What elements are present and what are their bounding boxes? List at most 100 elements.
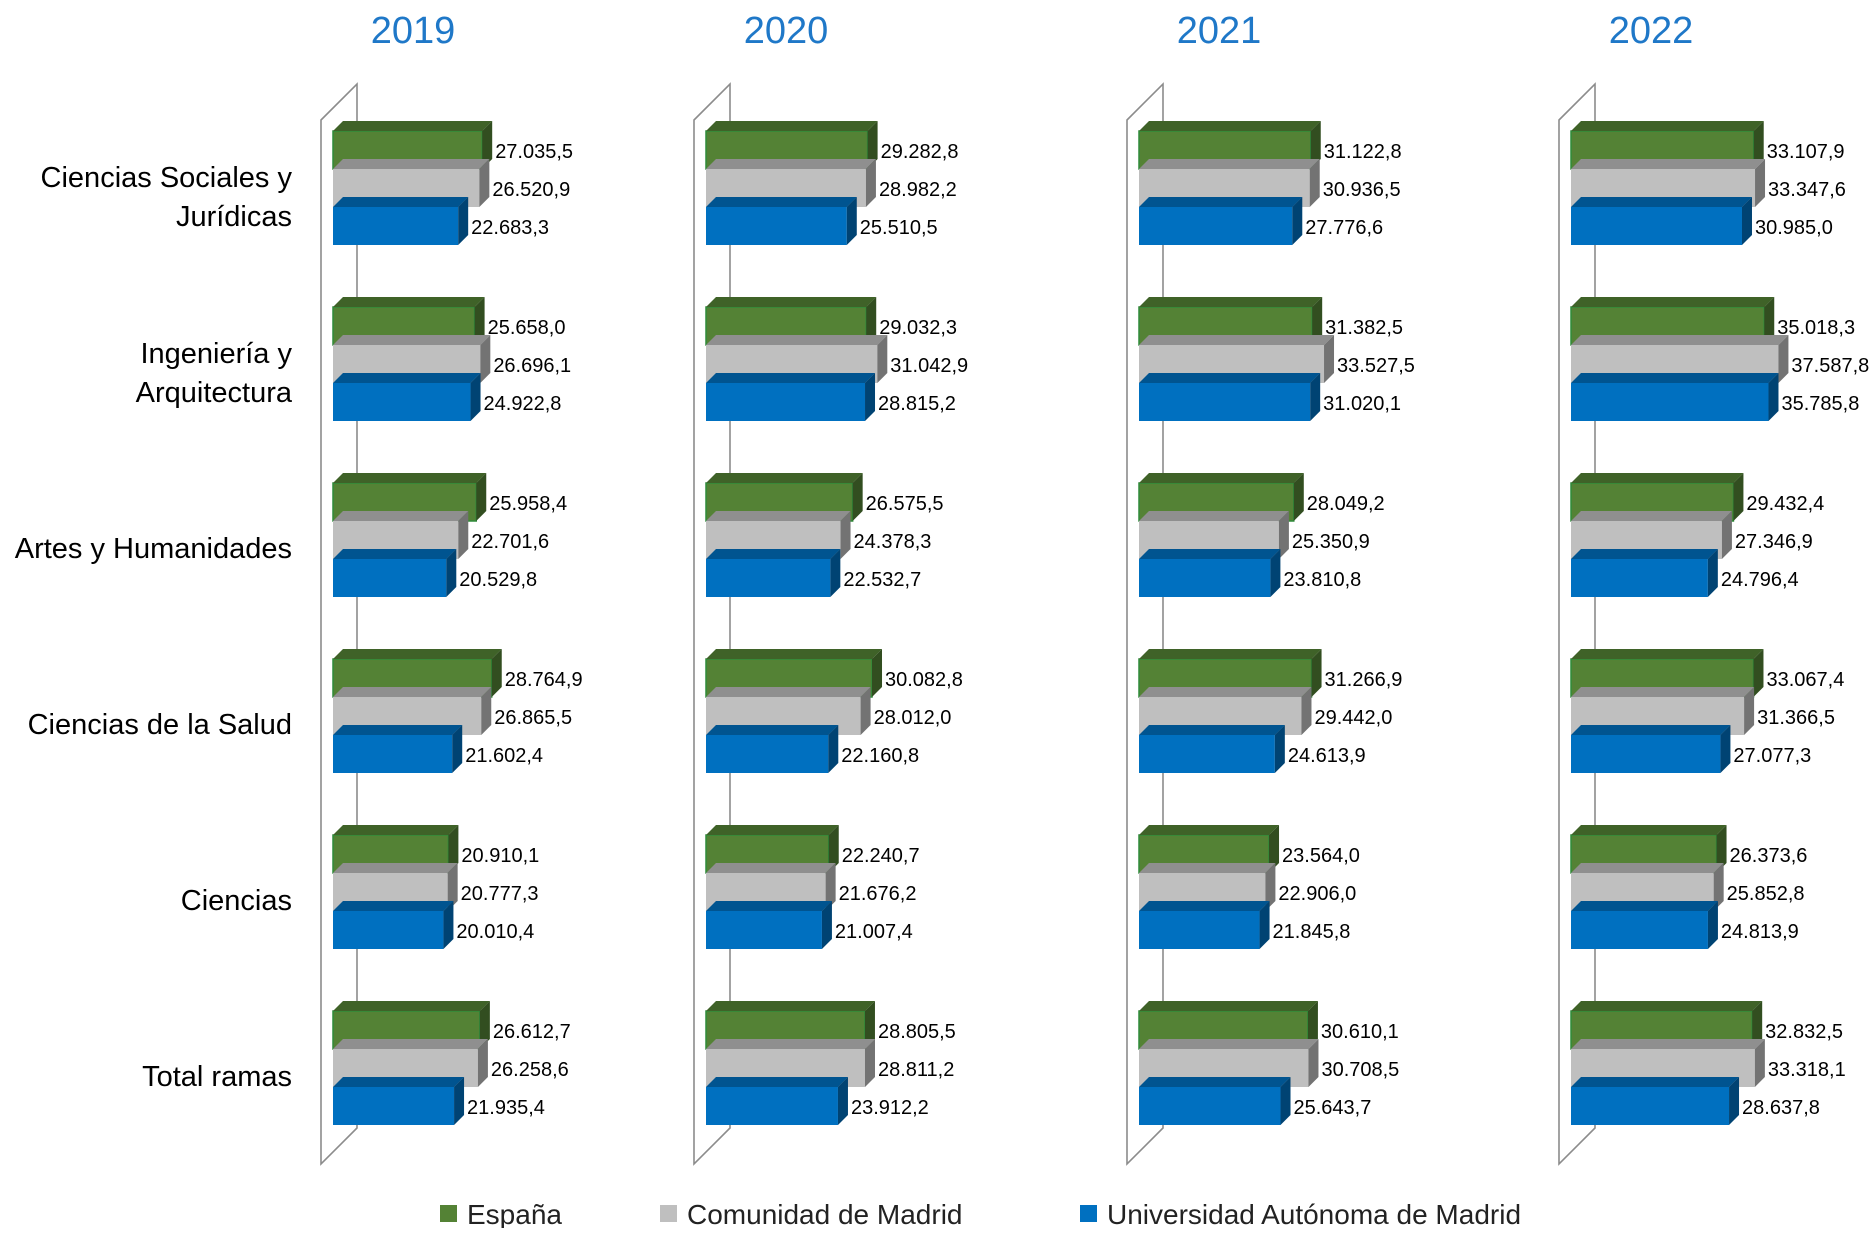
bar-2022-s0-c3-side	[1753, 649, 1764, 697]
bar-2019-s0-c0-side	[482, 121, 493, 169]
bar-2020-s0-c4-side	[828, 825, 839, 873]
value-label: 33.318,1	[1768, 1059, 1846, 1081]
bar-2019-s2-c0-side	[458, 197, 469, 245]
year-title-2022: 2022	[1609, 10, 1694, 52]
bar-2019-s2-c5-side	[454, 1077, 465, 1125]
bar-2022-s1-c5-top	[1571, 1039, 1765, 1049]
bar-2020-s2-c4-side	[821, 901, 832, 949]
value-label: 26.575,5	[866, 493, 944, 515]
value-label: 24.922,8	[484, 393, 562, 415]
bar-2019-s1-c3-top	[333, 687, 492, 697]
bar-2022-s2-c0-front	[1571, 207, 1742, 245]
value-label: 31.382,5	[1325, 317, 1403, 339]
bar-2021-s2-c0-top	[1139, 197, 1303, 207]
legend-label: España	[467, 1199, 562, 1228]
bar-2020-s2-c1-front	[706, 383, 866, 421]
bar-2019-s2-c0-top	[333, 197, 469, 207]
bar-2021-s0-c0-top	[1139, 121, 1321, 131]
bar-2022-s1-c0-side	[1755, 159, 1766, 207]
bar-2021-s0-c4-side	[1269, 825, 1280, 873]
value-label: 28.049,2	[1307, 493, 1385, 515]
bar-2019-s2-c1-top	[333, 373, 481, 383]
value-label: 28.982,2	[879, 179, 957, 201]
bar-2019-s1-c5-side	[477, 1039, 488, 1087]
bar-2021-s2-c3-top	[1139, 725, 1285, 735]
bar-2022-s0-c5-top	[1571, 1001, 1763, 1011]
value-label: 26.612,7	[493, 1021, 571, 1043]
bar-2021-s2-c1-side	[1310, 373, 1321, 421]
bar-2019-s1-c4-side	[447, 863, 458, 911]
value-label: 22.906,0	[1278, 883, 1356, 905]
bar-2022-s2-c2-top	[1571, 549, 1718, 559]
bar-2022-s0-c4-top	[1571, 825, 1727, 835]
bar-2022-s2-c2-side	[1707, 549, 1718, 597]
bar-2021-s1-c3-top	[1139, 687, 1312, 697]
bar-2022-s0-c0-top	[1571, 121, 1764, 131]
bar-2020-s1-c1-top	[706, 335, 888, 345]
value-label: 20.010,4	[456, 921, 534, 943]
bar-2022-s0-c1-side	[1764, 297, 1775, 345]
bar-2022-s2-c1-side	[1768, 373, 1779, 421]
value-label: 24.796,4	[1721, 569, 1799, 591]
bar-2019-s0-c1-top	[333, 297, 485, 307]
bar-2021-s1-c1-top	[1139, 335, 1335, 345]
bar-2021-s1-c5-side	[1308, 1039, 1319, 1087]
value-label: 28.764,9	[505, 669, 583, 691]
value-label: 29.432,4	[1746, 493, 1824, 515]
value-label: 21.007,4	[835, 921, 913, 943]
bar-2022-s0-c1-top	[1571, 297, 1775, 307]
year-title-2020: 2020	[744, 10, 829, 52]
value-label: 25.510,5	[860, 217, 938, 239]
legend-swatch	[1080, 1205, 1097, 1222]
bar-2020-s2-c5-top	[706, 1077, 848, 1087]
bar-2020-s0-c1-side	[866, 297, 877, 345]
bar-2020-s0-c1-top	[706, 297, 877, 307]
bar-2020-s1-c5-side	[864, 1039, 875, 1087]
bar-2021-s1-c2-top	[1139, 511, 1289, 521]
bar-2022-s2-c3-side	[1720, 725, 1731, 773]
value-label: 35.018,3	[1777, 317, 1855, 339]
bar-2022-s2-c0-side	[1741, 197, 1752, 245]
bar-2020-s1-c1-side	[877, 335, 888, 383]
value-label: 22.701,6	[471, 531, 549, 553]
bar-2019-s0-c5-top	[333, 1001, 490, 1011]
value-label: 21.935,4	[467, 1097, 545, 1119]
bar-2019-s1-c5-top	[333, 1039, 488, 1049]
bar-2022-s2-c4-front	[1571, 911, 1708, 949]
value-label: 33.347,6	[1768, 179, 1846, 201]
bar-2020-s0-c0-top	[706, 121, 878, 131]
bar-2019-s2-c4-front	[333, 911, 444, 949]
value-label: 20.529,8	[459, 569, 537, 591]
value-label: 31.122,8	[1324, 141, 1402, 163]
value-label: 27.035,5	[495, 141, 573, 163]
bar-2019-s1-c1-side	[480, 335, 491, 383]
value-label: 37.587,8	[1791, 355, 1869, 377]
bar-2020-s1-c3-side	[860, 687, 871, 735]
bar-2022-s0-c3-top	[1571, 649, 1764, 659]
year-title-2021: 2021	[1177, 10, 1262, 52]
value-label: 24.613,9	[1288, 745, 1366, 767]
value-label: 22.683,3	[471, 217, 549, 239]
bar-2019-s0-c2-top	[333, 473, 487, 483]
bar-2019-s1-c0-side	[479, 159, 490, 207]
bar-2021-s2-c2-side	[1270, 549, 1281, 597]
bar-2021-s2-c5-side	[1280, 1077, 1291, 1125]
bar-2021-s0-c2-top	[1139, 473, 1304, 483]
value-label: 28.815,2	[878, 393, 956, 415]
bar-2020-s2-c1-side	[865, 373, 876, 421]
bar-2022-s2-c1-top	[1571, 373, 1779, 383]
value-label: 28.811,2	[878, 1059, 954, 1081]
bar-2022-s0-c2-top	[1571, 473, 1744, 483]
bar-2022-s0-c4-side	[1716, 825, 1727, 873]
bar-2021-s2-c2-top	[1139, 549, 1281, 559]
value-label: 33.527,5	[1337, 355, 1415, 377]
bar-2019-s2-c3-side	[452, 725, 463, 773]
bar-2020-s1-c5-top	[706, 1039, 875, 1049]
bar-2021-s2-c0-side	[1292, 197, 1303, 245]
value-label: 30.936,5	[1323, 179, 1401, 201]
bar-2022-s1-c0-top	[1571, 159, 1766, 169]
bar-2020-s1-c0-top	[706, 159, 876, 169]
bar-2020-s2-c2-side	[830, 549, 841, 597]
bar-2022-s1-c2-side	[1721, 511, 1732, 559]
value-label: 22.532,7	[843, 569, 921, 591]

*THE REQUEST*:
Render the rows above, starting at the line containing "649, 1764, 697]" and ending at the line containing "1199, 562, 1228]", both lines included, as a JSON list of strings with one string per line and no blank lines.

*WRITTEN ANSWER*:
[
  "bar-2022-s0-c3-side\t[1753, 649, 1764, 697]",
  "bar-2019-s0-c0-side\t[482, 121, 493, 169]",
  "bar-2020-s0-c4-side\t[828, 825, 839, 873]",
  "value-label: 33.318,1\t[1768, 1059, 1846, 1081]",
  "bar-2019-s2-c0-side\t[458, 197, 469, 245]",
  "year-title-2022: 2022\t[1609, 10, 1694, 52]",
  "bar-2019-s2-c5-side\t[454, 1077, 465, 1125]",
  "bar-2022-s1-c5-top\t[1571, 1039, 1765, 1049]",
  "bar-2020-s2-c4-side\t[821, 901, 832, 949]",
  "value-label: 26.575,5\t[866, 493, 944, 515]",
  "value-label: 24.922,8\t[484, 393, 562, 415]",
  "bar-2019-s1-c3-top\t[333, 687, 492, 697]",
  "bar-2022-s2-c0-front\t[1571, 207, 1742, 245]",
  "value-label: 31.382,5\t[1325, 317, 1403, 339]",
  "bar-2021-s2-c0-top\t[1139, 197, 1303, 207]",
  "legend-label: España\t[467, 1199, 562, 1228]"
]